* WORK REQUEST: Where a line in the listing contains the string "Comb", copy that line out.

* RECORDS PROVIDED:

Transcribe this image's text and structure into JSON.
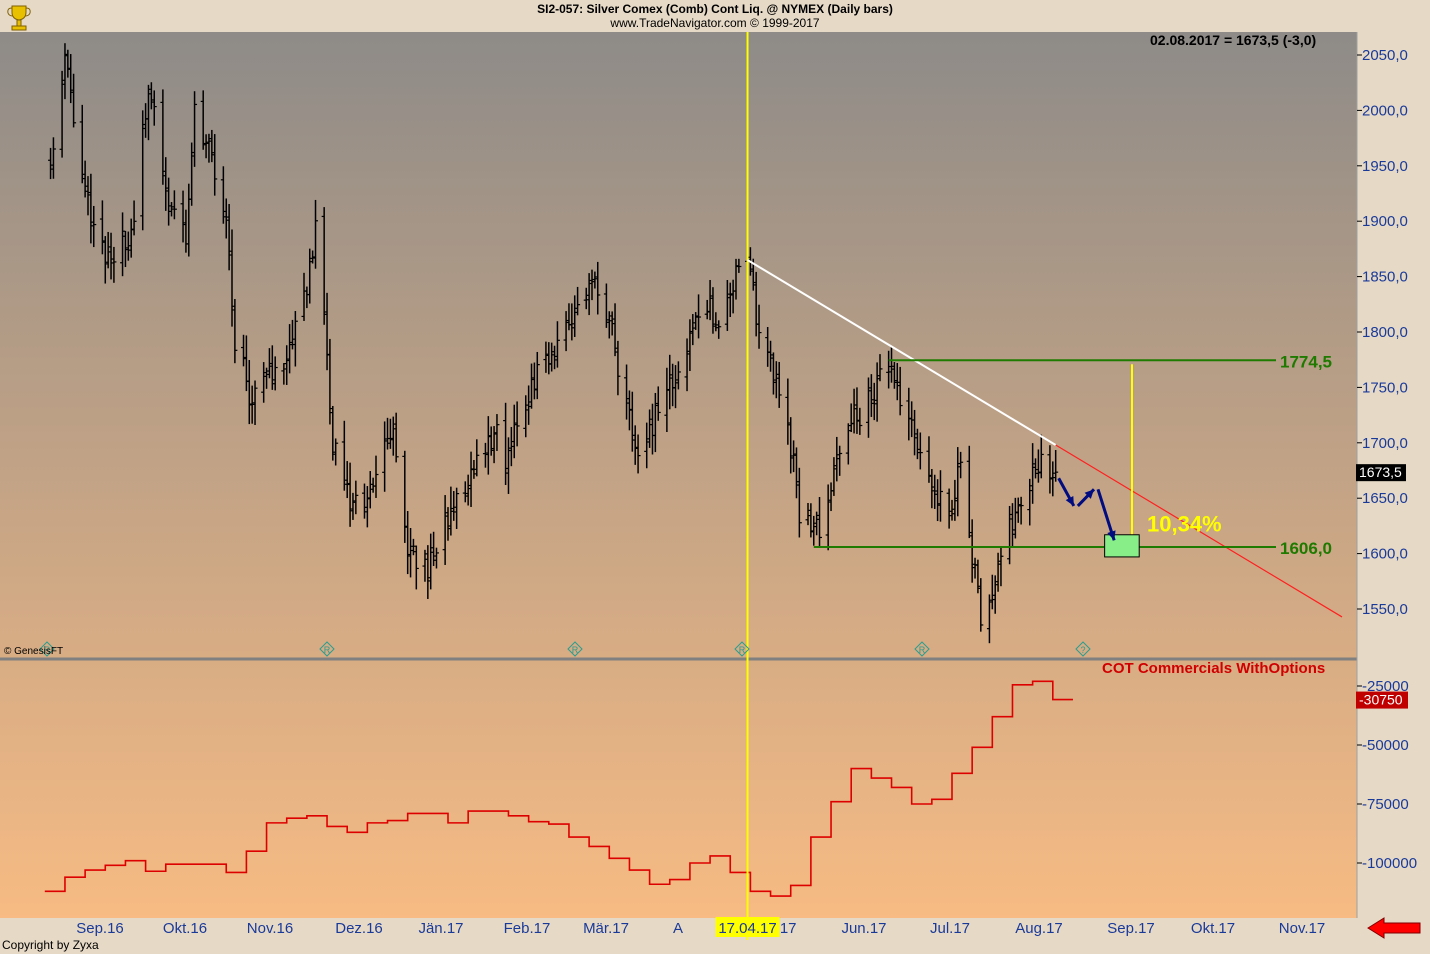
{
  "header": {
    "title": "SI2-057:  Silver Comex (Comb) Cont Liq. @ NYMEX  (Daily bars)",
    "subtitle": "www.TradeNavigator.com © 1999-2017",
    "last_quote": "02.08.2017 = 1673,5 (-3,0)"
  },
  "footer": {
    "copyright": "Copyright by Zyxa",
    "genesis": "© GenesisFT"
  },
  "colors": {
    "background_top": "#8e8b88",
    "background_bottom": "#f7bb83",
    "bars": "#000000",
    "cot_line": "#dd0000",
    "support_resistance": "#1f7a00",
    "vertical_marker": "#ffff00",
    "trendline_white": "#ffffff",
    "trendline_red": "#ff2020",
    "arrows": "#000c80",
    "target_box": "#88ee88",
    "left_arrow": "#ff0000"
  },
  "chart_data": [
    {
      "type": "ohlc",
      "title": "SI2-057:  Silver Comex (Comb) Cont Liq. @ NYMEX  (Daily bars)",
      "x_ticks": [
        "Sep.16",
        "Okt.16",
        "Nov.16",
        "Dez.16",
        "Jän.17",
        "Feb.17",
        "Mär.17",
        "A",
        "Mai.17",
        "Jun.17",
        "Jul.17",
        "Aug.17",
        "Sep.17",
        "Okt.17",
        "Nov.17"
      ],
      "highlighted_date": "17.04.17",
      "y_ticks": [
        "2050,0",
        "2000,0",
        "1950,0",
        "1900,0",
        "1850,0",
        "1800,0",
        "1750,0",
        "1700,0",
        "1650,0",
        "1600,0",
        "1550,0"
      ],
      "ylim": [
        1500,
        2070
      ],
      "last_value_label": "1673,5",
      "waypoints": [
        [
          "2016-08-18",
          1960
        ],
        [
          "2016-08-23",
          2045
        ],
        [
          "2016-08-30",
          1930
        ],
        [
          "2016-09-05",
          1875
        ],
        [
          "2016-09-08",
          1858
        ],
        [
          "2016-09-16",
          1898
        ],
        [
          "2016-09-21",
          2020
        ],
        [
          "2016-09-28",
          1920
        ],
        [
          "2016-10-04",
          1888
        ],
        [
          "2016-10-07",
          2002
        ],
        [
          "2016-10-14",
          1945
        ],
        [
          "2016-10-19",
          1882
        ],
        [
          "2016-10-21",
          1790
        ],
        [
          "2016-10-26",
          1745
        ],
        [
          "2016-11-01",
          1758
        ],
        [
          "2016-11-08",
          1768
        ],
        [
          "2016-11-14",
          1832
        ],
        [
          "2016-11-18",
          1890
        ],
        [
          "2016-11-21",
          1822
        ],
        [
          "2016-11-24",
          1700
        ],
        [
          "2016-12-01",
          1640
        ],
        [
          "2016-12-06",
          1642
        ],
        [
          "2016-12-09",
          1672
        ],
        [
          "2016-12-13",
          1715
        ],
        [
          "2016-12-16",
          1700
        ],
        [
          "2016-12-20",
          1605
        ],
        [
          "2016-12-27",
          1588
        ],
        [
          "2017-01-03",
          1630
        ],
        [
          "2017-01-10",
          1668
        ],
        [
          "2017-01-16",
          1698
        ],
        [
          "2017-01-19",
          1712
        ],
        [
          "2017-01-23",
          1688
        ],
        [
          "2017-01-26",
          1712
        ],
        [
          "2017-02-01",
          1752
        ],
        [
          "2017-02-08",
          1782
        ],
        [
          "2017-02-14",
          1808
        ],
        [
          "2017-02-20",
          1830
        ],
        [
          "2017-02-24",
          1845
        ],
        [
          "2017-03-01",
          1795
        ],
        [
          "2017-03-06",
          1728
        ],
        [
          "2017-03-10",
          1700
        ],
        [
          "2017-03-14",
          1708
        ],
        [
          "2017-03-20",
          1750
        ],
        [
          "2017-03-27",
          1780
        ],
        [
          "2017-03-31",
          1820
        ],
        [
          "2017-04-04",
          1825
        ],
        [
          "2017-04-07",
          1800
        ],
        [
          "2017-04-11",
          1835
        ],
        [
          "2017-04-13",
          1850
        ],
        [
          "2017-04-17",
          1862
        ],
        [
          "2017-04-21",
          1805
        ],
        [
          "2017-04-26",
          1765
        ],
        [
          "2017-05-01",
          1720
        ],
        [
          "2017-05-05",
          1640
        ],
        [
          "2017-05-09",
          1625
        ],
        [
          "2017-05-12",
          1625
        ],
        [
          "2017-05-18",
          1680
        ],
        [
          "2017-05-24",
          1720
        ],
        [
          "2017-05-30",
          1742
        ],
        [
          "2017-06-06",
          1770
        ],
        [
          "2017-06-09",
          1740
        ],
        [
          "2017-06-14",
          1700
        ],
        [
          "2017-06-20",
          1665
        ],
        [
          "2017-06-26",
          1640
        ],
        [
          "2017-06-30",
          1680
        ],
        [
          "2017-07-04",
          1600
        ],
        [
          "2017-07-06",
          1558
        ],
        [
          "2017-07-07",
          1530
        ],
        [
          "2017-07-10",
          1550
        ],
        [
          "2017-07-13",
          1585
        ],
        [
          "2017-07-17",
          1620
        ],
        [
          "2017-07-21",
          1652
        ],
        [
          "2017-07-26",
          1680
        ],
        [
          "2017-07-28",
          1688
        ],
        [
          "2017-08-02",
          1673.5
        ]
      ],
      "overlays": {
        "resistance": {
          "value": 1774.5,
          "label": "1774,5",
          "from": "2017-06-05"
        },
        "support": {
          "value": 1606.0,
          "label": "1606,0",
          "from": "2017-05-10"
        },
        "projection_percent": "10,34%",
        "downtrend_from": [
          "2017-04-17",
          1865
        ],
        "downtrend_to": [
          "2017-08-02",
          1698
        ],
        "projected_path": [
          [
            "2017-08-02",
            1668
          ],
          [
            "2017-08-09",
            1643
          ],
          [
            "2017-08-16",
            1658
          ],
          [
            "2017-08-23",
            1612
          ]
        ],
        "target_zone": {
          "from": "2017-08-19",
          "to": "2017-08-31",
          "low": 1597,
          "high": 1617
        },
        "event_markers": [
          "R",
          "R",
          "R",
          "R",
          "R",
          "?"
        ]
      }
    },
    {
      "type": "line",
      "series": [
        {
          "name": "COT Commercials WithOptions"
        }
      ],
      "y_ticks": [
        "-25000",
        "-50000",
        "-75000",
        "-100000"
      ],
      "ylim": [
        -118000,
        -19000
      ],
      "last_value_label": "-30750",
      "steps": [
        [
          "2016-08-16",
          -112000
        ],
        [
          "2016-08-23",
          -106000
        ],
        [
          "2016-08-30",
          -103000
        ],
        [
          "2016-09-06",
          -101000
        ],
        [
          "2016-09-13",
          -99000
        ],
        [
          "2016-09-20",
          -103500
        ],
        [
          "2016-09-27",
          -100500
        ],
        [
          "2016-10-04",
          -100500
        ],
        [
          "2016-10-11",
          -100500
        ],
        [
          "2016-10-18",
          -104000
        ],
        [
          "2016-10-25",
          -95000
        ],
        [
          "2016-11-01",
          -83000
        ],
        [
          "2016-11-08",
          -81000
        ],
        [
          "2016-11-15",
          -80000
        ],
        [
          "2016-11-22",
          -84500
        ],
        [
          "2016-11-29",
          -87000
        ],
        [
          "2016-12-06",
          -83000
        ],
        [
          "2016-12-13",
          -82000
        ],
        [
          "2016-12-20",
          -79000
        ],
        [
          "2016-12-27",
          -79000
        ],
        [
          "2017-01-03",
          -83000
        ],
        [
          "2017-01-10",
          -78000
        ],
        [
          "2017-01-17",
          -78000
        ],
        [
          "2017-01-24",
          -80000
        ],
        [
          "2017-01-31",
          -82500
        ],
        [
          "2017-02-07",
          -83500
        ],
        [
          "2017-02-14",
          -89000
        ],
        [
          "2017-02-21",
          -93000
        ],
        [
          "2017-02-28",
          -98000
        ],
        [
          "2017-03-07",
          -103000
        ],
        [
          "2017-03-14",
          -109000
        ],
        [
          "2017-03-21",
          -107000
        ],
        [
          "2017-03-28",
          -100000
        ],
        [
          "2017-04-04",
          -97000
        ],
        [
          "2017-04-11",
          -104000
        ],
        [
          "2017-04-18",
          -112000
        ],
        [
          "2017-04-25",
          -114000
        ],
        [
          "2017-05-02",
          -109500
        ],
        [
          "2017-05-09",
          -89000
        ],
        [
          "2017-05-16",
          -74000
        ],
        [
          "2017-05-23",
          -60000
        ],
        [
          "2017-05-30",
          -64000
        ],
        [
          "2017-06-06",
          -68000
        ],
        [
          "2017-06-13",
          -75000
        ],
        [
          "2017-06-20",
          -73000
        ],
        [
          "2017-06-27",
          -62000
        ],
        [
          "2017-07-04",
          -51000
        ],
        [
          "2017-07-11",
          -38000
        ],
        [
          "2017-07-18",
          -24500
        ],
        [
          "2017-07-25",
          -23000
        ],
        [
          "2017-08-01",
          -30750
        ],
        [
          "2017-08-08",
          -30750
        ]
      ]
    }
  ]
}
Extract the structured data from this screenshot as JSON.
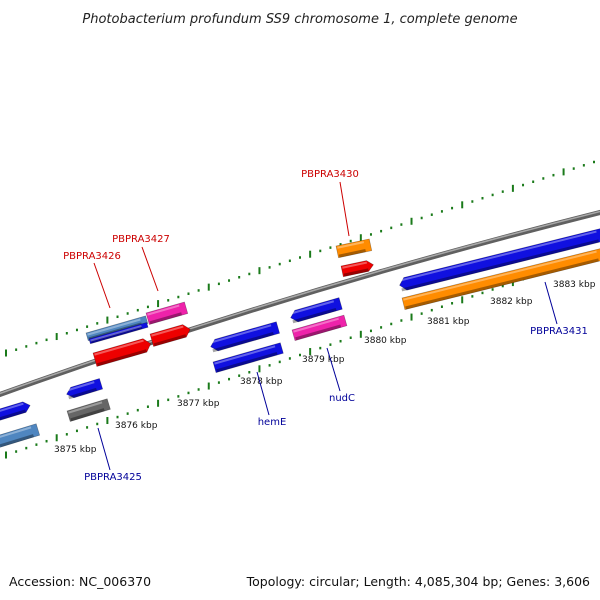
{
  "title": "Photobacterium profundum SS9 chromosome 1, complete genome",
  "footer": {
    "accession": "Accession: NC_006370",
    "summary": "Topology: circular; Length: 4,085,304 bp; Genes: 3,606"
  },
  "scale": {
    "unit": "kbp",
    "labels": [
      {
        "kbp": 3875,
        "text": "3875 kbp"
      },
      {
        "kbp": 3876,
        "text": "3876 kbp"
      },
      {
        "kbp": 3877,
        "text": "3877 kbp"
      },
      {
        "kbp": 3878,
        "text": "3878 kbp"
      },
      {
        "kbp": 3879,
        "text": "3879 kbp"
      },
      {
        "kbp": 3880,
        "text": "3880 kbp"
      },
      {
        "kbp": 3881,
        "text": "3881 kbp"
      },
      {
        "kbp": 3882,
        "text": "3882 kbp"
      },
      {
        "kbp": 3883,
        "text": "3883 kbp"
      }
    ]
  },
  "gene_labels": [
    {
      "name": "PBPRA3430",
      "color": "#cc0000"
    },
    {
      "name": "PBPRA3427",
      "color": "#cc0000"
    },
    {
      "name": "PBPRA3426",
      "color": "#cc0000"
    },
    {
      "name": "PBPRA3431",
      "color": "#000099"
    },
    {
      "name": "nudC",
      "color": "#000099"
    },
    {
      "name": "hemE",
      "color": "#000099"
    },
    {
      "name": "PBPRA3425",
      "color": "#000099"
    }
  ],
  "colors": {
    "backbone": "#808080",
    "tick": "#1a7a1a",
    "blue": "#1010e0",
    "red": "#ee0000",
    "pink": "#ee22aa",
    "orange": "#ff8c00",
    "steel": "#4f86c0",
    "gray": "#666666"
  }
}
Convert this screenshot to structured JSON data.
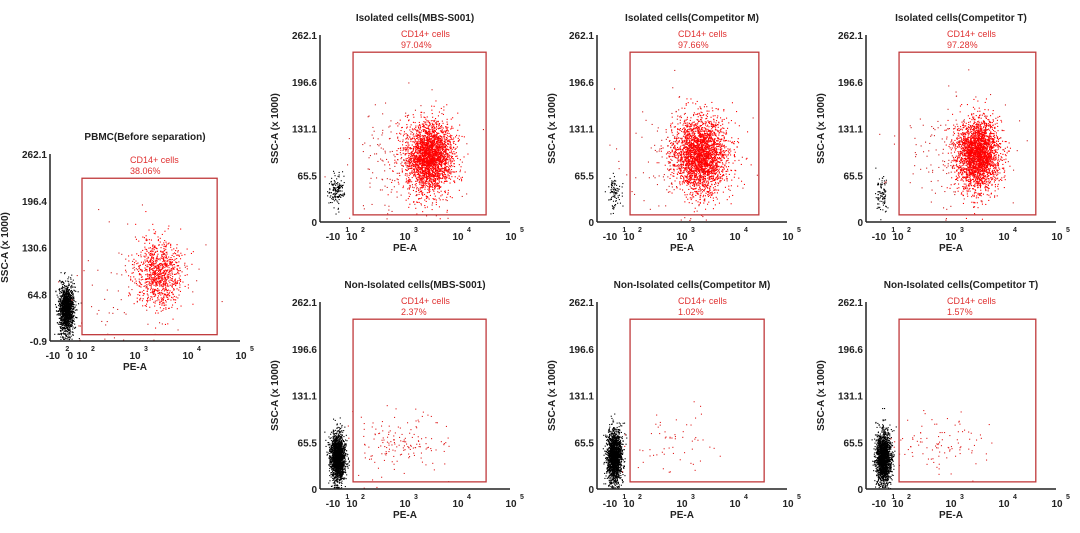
{
  "chart_data": [
    {
      "type": "scatter",
      "title": "PBMC(Before separation)",
      "xlabel": "PE-A",
      "ylabel": "SSC-A (x 1000)",
      "yticks": [
        "262.1",
        "196.4",
        "130.6",
        "64.8",
        "-0.9"
      ],
      "ylim": [
        -0.9,
        262.1
      ],
      "xticks": [
        {
          "base": "-10",
          "exp": "2",
          "d": 1.45
        },
        {
          "base": "0",
          "exp": "",
          "d": 1.78
        },
        {
          "base": "10",
          "exp": "2",
          "d": 2.0
        },
        {
          "base": "10",
          "exp": "3",
          "d": 3.0
        },
        {
          "base": "10",
          "exp": "4",
          "d": 4.0
        },
        {
          "base": "10",
          "exp": "5",
          "d": 5.0
        }
      ],
      "gate": {
        "label": "CD14+ cells",
        "percent": "38.06%",
        "x": [
          2.0,
          4.55
        ],
        "y": [
          8,
          228
        ]
      },
      "populations": [
        {
          "color": "#000000",
          "n": 1500,
          "center": [
            1.7,
            45
          ],
          "sd": [
            0.07,
            17
          ]
        },
        {
          "color": "#ff0000",
          "n": 900,
          "center": [
            3.45,
            95
          ],
          "sd": [
            0.22,
            24
          ]
        },
        {
          "color": "#d02020",
          "n": 90,
          "center": [
            2.9,
            70
          ],
          "sd": [
            0.55,
            40
          ]
        }
      ]
    },
    {
      "type": "scatter",
      "title": "Isolated cells(MBS-S001)",
      "xlabel": "PE-A",
      "ylabel": "SSC-A (x 1000)",
      "yticks": [
        "262.1",
        "196.6",
        "131.1",
        "65.5",
        "0"
      ],
      "ylim": [
        0,
        262.1
      ],
      "xticks": [
        {
          "base": "-10",
          "exp": "1",
          "d": 1.64
        },
        {
          "base": "10",
          "exp": "2",
          "d": 2.0
        },
        {
          "base": "10",
          "exp": "3",
          "d": 3.0
        },
        {
          "base": "10",
          "exp": "4",
          "d": 4.0
        },
        {
          "base": "10",
          "exp": "5",
          "d": 5.0
        }
      ],
      "gate": {
        "label": "CD14+ cells",
        "percent": "97.04%",
        "x": [
          2.02,
          4.53
        ],
        "y": [
          10,
          238
        ]
      },
      "populations": [
        {
          "color": "#000000",
          "n": 150,
          "center": [
            1.7,
            45
          ],
          "sd": [
            0.07,
            12
          ]
        },
        {
          "color": "#ff0000",
          "n": 2600,
          "center": [
            3.45,
            92
          ],
          "sd": [
            0.22,
            24
          ]
        },
        {
          "color": "#d02020",
          "n": 200,
          "center": [
            3.0,
            90
          ],
          "sd": [
            0.5,
            40
          ]
        }
      ]
    },
    {
      "type": "scatter",
      "title": "Isolated cells(Competitor M)",
      "xlabel": "PE-A",
      "ylabel": "SSC-A (x 1000)",
      "yticks": [
        "262.1",
        "196.6",
        "131.1",
        "65.5",
        "0"
      ],
      "ylim": [
        0,
        262.1
      ],
      "xticks": [
        {
          "base": "-10",
          "exp": "1",
          "d": 1.64
        },
        {
          "base": "10",
          "exp": "2",
          "d": 2.0
        },
        {
          "base": "10",
          "exp": "3",
          "d": 3.0
        },
        {
          "base": "10",
          "exp": "4",
          "d": 4.0
        },
        {
          "base": "10",
          "exp": "5",
          "d": 5.0
        }
      ],
      "gate": {
        "label": "CD14+ cells",
        "percent": "97.66%",
        "x": [
          2.02,
          4.45
        ],
        "y": [
          10,
          238
        ]
      },
      "populations": [
        {
          "color": "#000000",
          "n": 90,
          "center": [
            1.72,
            42
          ],
          "sd": [
            0.06,
            12
          ]
        },
        {
          "color": "#ff0000",
          "n": 2600,
          "center": [
            3.35,
            95
          ],
          "sd": [
            0.25,
            26
          ]
        },
        {
          "color": "#d02020",
          "n": 200,
          "center": [
            3.0,
            90
          ],
          "sd": [
            0.5,
            40
          ]
        }
      ]
    },
    {
      "type": "scatter",
      "title": "Isolated cells(Competitor T)",
      "xlabel": "PE-A",
      "ylabel": "SSC-A (x 1000)",
      "yticks": [
        "262.1",
        "196.6",
        "131.1",
        "65.5",
        "0"
      ],
      "ylim": [
        0,
        262.1
      ],
      "xticks": [
        {
          "base": "-10",
          "exp": "1",
          "d": 1.64
        },
        {
          "base": "10",
          "exp": "2",
          "d": 2.0
        },
        {
          "base": "10",
          "exp": "3",
          "d": 3.0
        },
        {
          "base": "10",
          "exp": "4",
          "d": 4.0
        },
        {
          "base": "10",
          "exp": "5",
          "d": 5.0
        }
      ],
      "gate": {
        "label": "CD14+ cells",
        "percent": "97.28%",
        "x": [
          2.02,
          4.6
        ],
        "y": [
          10,
          238
        ]
      },
      "populations": [
        {
          "color": "#000000",
          "n": 90,
          "center": [
            1.7,
            38
          ],
          "sd": [
            0.06,
            12
          ]
        },
        {
          "color": "#ff0000",
          "n": 2600,
          "center": [
            3.5,
            95
          ],
          "sd": [
            0.2,
            24
          ]
        },
        {
          "color": "#d02020",
          "n": 200,
          "center": [
            3.1,
            90
          ],
          "sd": [
            0.5,
            40
          ]
        }
      ]
    },
    {
      "type": "scatter",
      "title": "Non-Isolated cells(MBS-S001)",
      "xlabel": "PE-A",
      "ylabel": "SSC-A (x 1000)",
      "yticks": [
        "262.1",
        "196.6",
        "131.1",
        "65.5",
        "0"
      ],
      "ylim": [
        0,
        262.1
      ],
      "xticks": [
        {
          "base": "-10",
          "exp": "1",
          "d": 1.64
        },
        {
          "base": "10",
          "exp": "2",
          "d": 2.0
        },
        {
          "base": "10",
          "exp": "3",
          "d": 3.0
        },
        {
          "base": "10",
          "exp": "4",
          "d": 4.0
        },
        {
          "base": "10",
          "exp": "5",
          "d": 5.0
        }
      ],
      "gate": {
        "label": "CD14+ cells",
        "percent": "2.37%",
        "x": [
          2.02,
          4.53
        ],
        "y": [
          10,
          238
        ]
      },
      "populations": [
        {
          "color": "#000000",
          "n": 1800,
          "center": [
            1.72,
            45
          ],
          "sd": [
            0.07,
            17
          ]
        },
        {
          "color": "#e02020",
          "n": 160,
          "center": [
            2.9,
            65
          ],
          "sd": [
            0.45,
            22
          ]
        }
      ]
    },
    {
      "type": "scatter",
      "title": "Non-Isolated cells(Competitor M)",
      "xlabel": "PE-A",
      "ylabel": "SSC-A (x 1000)",
      "yticks": [
        "262.1",
        "196.6",
        "131.1",
        "65.5",
        "0"
      ],
      "ylim": [
        0,
        262.1
      ],
      "xticks": [
        {
          "base": "-10",
          "exp": "1",
          "d": 1.64
        },
        {
          "base": "10",
          "exp": "2",
          "d": 2.0
        },
        {
          "base": "10",
          "exp": "3",
          "d": 3.0
        },
        {
          "base": "10",
          "exp": "4",
          "d": 4.0
        },
        {
          "base": "10",
          "exp": "5",
          "d": 5.0
        }
      ],
      "gate": {
        "label": "CD14+ cells",
        "percent": "1.02%",
        "x": [
          2.02,
          4.55
        ],
        "y": [
          10,
          238
        ]
      },
      "populations": [
        {
          "color": "#000000",
          "n": 1800,
          "center": [
            1.72,
            45
          ],
          "sd": [
            0.07,
            18
          ]
        },
        {
          "color": "#e02020",
          "n": 60,
          "center": [
            2.8,
            65
          ],
          "sd": [
            0.45,
            25
          ]
        }
      ]
    },
    {
      "type": "scatter",
      "title": "Non-Isolated cells(Competitor T)",
      "xlabel": "PE-A",
      "ylabel": "SSC-A (x 1000)",
      "yticks": [
        "262.1",
        "196.6",
        "131.1",
        "65.5",
        "0"
      ],
      "ylim": [
        0,
        262.1
      ],
      "xticks": [
        {
          "base": "-10",
          "exp": "1",
          "d": 1.64
        },
        {
          "base": "10",
          "exp": "2",
          "d": 2.0
        },
        {
          "base": "10",
          "exp": "3",
          "d": 3.0
        },
        {
          "base": "10",
          "exp": "4",
          "d": 4.0
        },
        {
          "base": "10",
          "exp": "5",
          "d": 5.0
        }
      ],
      "gate": {
        "label": "CD14+ cells",
        "percent": "1.57%",
        "x": [
          2.02,
          4.6
        ],
        "y": [
          10,
          238
        ]
      },
      "populations": [
        {
          "color": "#000000",
          "n": 1800,
          "center": [
            1.72,
            45
          ],
          "sd": [
            0.07,
            18
          ]
        },
        {
          "color": "#e02020",
          "n": 100,
          "center": [
            2.85,
            65
          ],
          "sd": [
            0.45,
            22
          ]
        }
      ]
    }
  ],
  "colors": {
    "gate": "#c0393b",
    "axis": "#222222",
    "label": "#e03030"
  }
}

* PROBLEM SOLUTION:
    "title": "SI2-057:  Silver Comex (Comb) Cont Liq. @ NYMEX  (Daily bars)",
      "title": "SI2-057:  Silver Comex (Comb) Cont Liq. @ NYMEX  (Daily bars)",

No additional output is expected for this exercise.